Problem:
Return all entries precisely as they stand, without the images.

(Figure dataset records)

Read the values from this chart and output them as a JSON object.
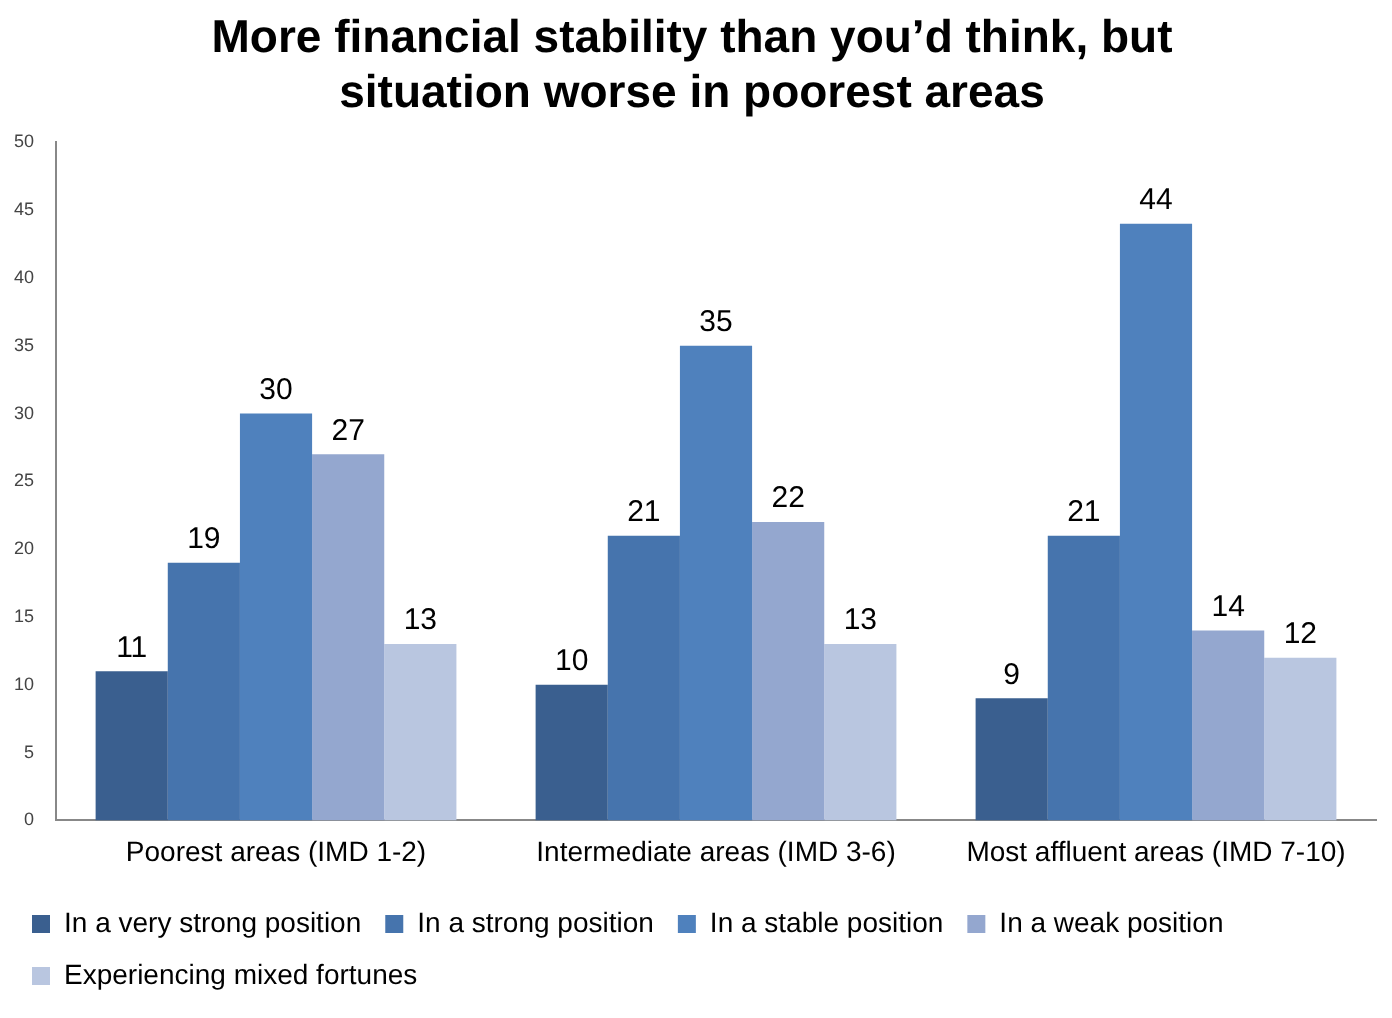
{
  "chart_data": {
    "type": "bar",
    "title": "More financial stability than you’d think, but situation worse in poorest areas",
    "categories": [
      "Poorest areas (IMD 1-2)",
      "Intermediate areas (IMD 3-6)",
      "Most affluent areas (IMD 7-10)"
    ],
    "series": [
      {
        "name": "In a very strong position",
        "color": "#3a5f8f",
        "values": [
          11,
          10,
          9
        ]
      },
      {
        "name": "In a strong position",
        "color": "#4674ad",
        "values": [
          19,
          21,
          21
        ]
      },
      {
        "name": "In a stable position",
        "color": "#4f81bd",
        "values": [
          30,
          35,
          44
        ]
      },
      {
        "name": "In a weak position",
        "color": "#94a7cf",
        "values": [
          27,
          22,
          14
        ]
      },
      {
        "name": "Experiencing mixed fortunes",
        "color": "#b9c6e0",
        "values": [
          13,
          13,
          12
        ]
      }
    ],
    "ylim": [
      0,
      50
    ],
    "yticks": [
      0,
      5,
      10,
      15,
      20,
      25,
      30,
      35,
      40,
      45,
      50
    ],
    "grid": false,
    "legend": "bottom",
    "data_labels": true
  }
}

Task answer:
Read the values from this chart and output them as a JSON object.
{
  "chart_data": {
    "type": "bar",
    "title": "More financial stability than you’d think, but situation worse in poorest areas",
    "categories": [
      "Poorest areas (IMD 1-2)",
      "Intermediate areas (IMD 3-6)",
      "Most affluent areas (IMD 7-10)"
    ],
    "series": [
      {
        "name": "In a very strong position",
        "color": "#3a5f8f",
        "values": [
          11,
          10,
          9
        ]
      },
      {
        "name": "In a strong position",
        "color": "#4674ad",
        "values": [
          19,
          21,
          21
        ]
      },
      {
        "name": "In a stable position",
        "color": "#4f81bd",
        "values": [
          30,
          35,
          44
        ]
      },
      {
        "name": "In a weak position",
        "color": "#94a7cf",
        "values": [
          27,
          22,
          14
        ]
      },
      {
        "name": "Experiencing mixed fortunes",
        "color": "#b9c6e0",
        "values": [
          13,
          13,
          12
        ]
      }
    ],
    "ylim": [
      0,
      50
    ],
    "yticks": [
      0,
      5,
      10,
      15,
      20,
      25,
      30,
      35,
      40,
      45,
      50
    ],
    "grid": false,
    "legend": "bottom",
    "data_labels": true
  }
}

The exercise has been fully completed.